▸ **Given request**
Transcribe all of the material exactly, except for its pictures.

((

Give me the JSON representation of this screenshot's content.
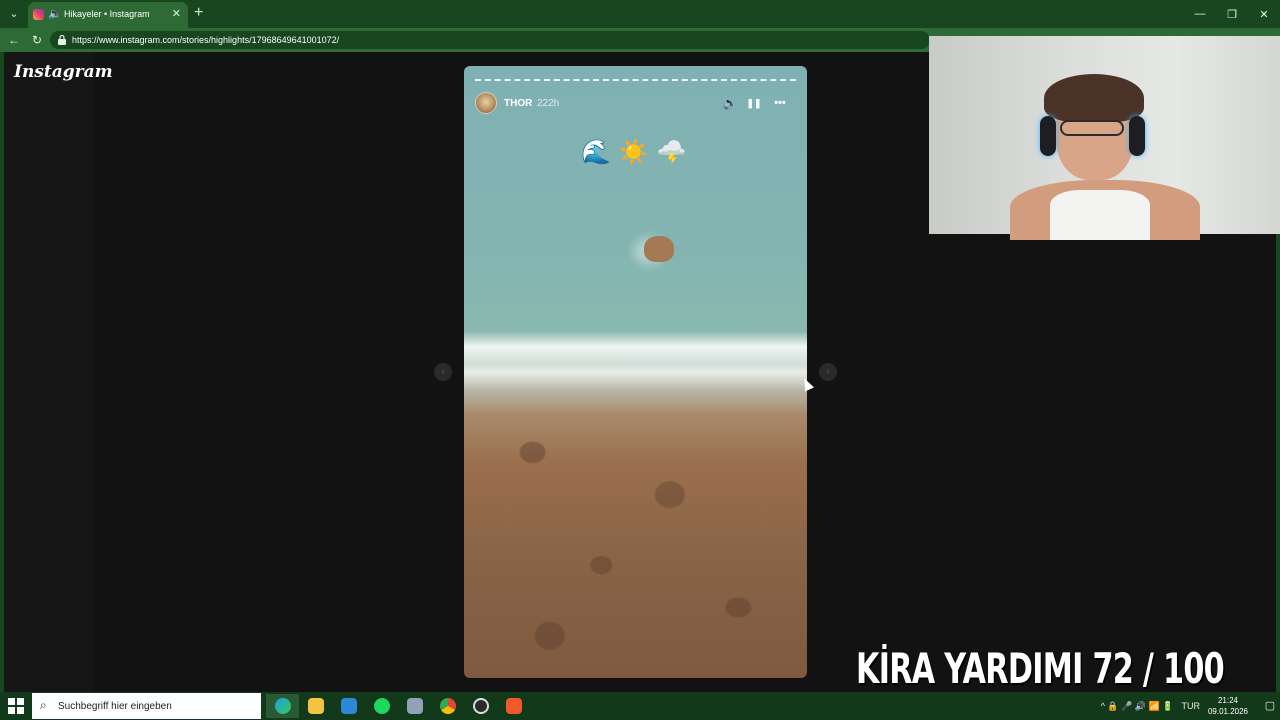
{
  "browser": {
    "tab_title": "Hikayeler • Instagram",
    "url": "https://www.instagram.com/stories/highlights/17968649641001072/",
    "tab_close": "✕",
    "new_tab": "+",
    "tab_list": "⌄"
  },
  "window_controls": {
    "minimize": "—",
    "restore": "❐",
    "close": "✕"
  },
  "nav": {
    "back": "←",
    "reload": "↻"
  },
  "page": {
    "logo": "Instagram"
  },
  "story": {
    "username": "THOR",
    "time": "222h",
    "emojis": "🌊☀️🌩️",
    "mute_icon": "🔈",
    "pause_icon": "❚❚",
    "more_icon": "•••"
  },
  "story_nav": {
    "prev": "‹",
    "next": "›"
  },
  "overlay": {
    "text": "KİRA YARDIMI  72 / 100"
  },
  "taskbar": {
    "search_placeholder": "Suchbegriff hier eingeben",
    "search_icon": "⌕",
    "language": "TUR",
    "time": "21:24",
    "date": "09.01.2026",
    "tray_icons": "^  🔒  🎤  🔊  📶  🔋",
    "notification_icon": "▢"
  },
  "colors": {
    "browser_green": "#17461f",
    "tab_green": "#2d6a36",
    "page_bg": "#121212"
  }
}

))

▸ **Full solution**
Give me the JSON representation of this screenshot's content.
{
  "browser": {
    "tab_title": "Hikayeler • Instagram",
    "url": "https://www.instagram.com/stories/highlights/17968649641001072/",
    "tab_close": "✕",
    "new_tab": "+",
    "tab_list": "⌄"
  },
  "window_controls": {
    "minimize": "—",
    "restore": "❐",
    "close": "✕"
  },
  "nav": {
    "back": "←",
    "reload": "↻"
  },
  "page": {
    "logo": "Instagram"
  },
  "story": {
    "username": "THOR",
    "time": "222h",
    "emojis": "🌊☀️🌩️",
    "mute_icon": "🔈",
    "pause_icon": "❚❚",
    "more_icon": "•••"
  },
  "story_nav": {
    "prev": "‹",
    "next": "›"
  },
  "overlay": {
    "text": "KİRA YARDIMI  72 / 100"
  },
  "taskbar": {
    "search_placeholder": "Suchbegriff hier eingeben",
    "search_icon": "⌕",
    "language": "TUR",
    "time": "21:24",
    "date": "09.01.2026",
    "tray_icons": "^  🔒  🎤  🔊  📶  🔋",
    "notification_icon": "▢"
  },
  "colors": {
    "browser_green": "#17461f",
    "tab_green": "#2d6a36",
    "page_bg": "#121212"
  }
}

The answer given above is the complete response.